◆ **What is expected**:
Find the string "nation" in the entries and copy each line that has it.

◆ **Source data**:
_ _ _ _

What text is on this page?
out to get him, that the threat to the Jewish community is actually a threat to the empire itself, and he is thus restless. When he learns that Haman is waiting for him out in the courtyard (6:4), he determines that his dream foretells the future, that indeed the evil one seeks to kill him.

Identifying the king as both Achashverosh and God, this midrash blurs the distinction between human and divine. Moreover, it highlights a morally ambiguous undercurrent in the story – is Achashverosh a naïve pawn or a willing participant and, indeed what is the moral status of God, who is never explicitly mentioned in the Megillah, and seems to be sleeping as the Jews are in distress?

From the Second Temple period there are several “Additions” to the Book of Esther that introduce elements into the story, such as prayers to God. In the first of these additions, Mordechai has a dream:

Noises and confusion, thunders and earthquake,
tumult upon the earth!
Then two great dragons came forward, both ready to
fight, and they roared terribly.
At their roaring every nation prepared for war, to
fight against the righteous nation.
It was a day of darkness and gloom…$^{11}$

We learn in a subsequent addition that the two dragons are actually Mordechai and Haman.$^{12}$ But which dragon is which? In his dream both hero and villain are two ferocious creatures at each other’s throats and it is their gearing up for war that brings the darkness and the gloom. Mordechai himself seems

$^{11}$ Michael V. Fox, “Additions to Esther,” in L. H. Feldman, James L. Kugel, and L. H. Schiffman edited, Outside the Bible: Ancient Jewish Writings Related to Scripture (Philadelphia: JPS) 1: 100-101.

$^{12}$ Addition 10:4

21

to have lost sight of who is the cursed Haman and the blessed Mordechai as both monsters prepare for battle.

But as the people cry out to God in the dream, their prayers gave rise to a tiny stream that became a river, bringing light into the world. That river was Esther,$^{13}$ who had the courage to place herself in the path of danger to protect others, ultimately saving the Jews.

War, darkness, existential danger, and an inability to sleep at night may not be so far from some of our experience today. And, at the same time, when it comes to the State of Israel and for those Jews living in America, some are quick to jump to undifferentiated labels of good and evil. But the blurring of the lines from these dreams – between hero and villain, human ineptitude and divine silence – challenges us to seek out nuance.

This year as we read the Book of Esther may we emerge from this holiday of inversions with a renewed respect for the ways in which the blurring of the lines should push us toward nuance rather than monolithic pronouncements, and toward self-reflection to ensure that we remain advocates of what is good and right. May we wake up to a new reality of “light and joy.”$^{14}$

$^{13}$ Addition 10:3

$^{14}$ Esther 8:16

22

_ _ _ _

◆ **Result of this exercise**:
At their roaring every nation prepared for war, to
fight against the righteous nation.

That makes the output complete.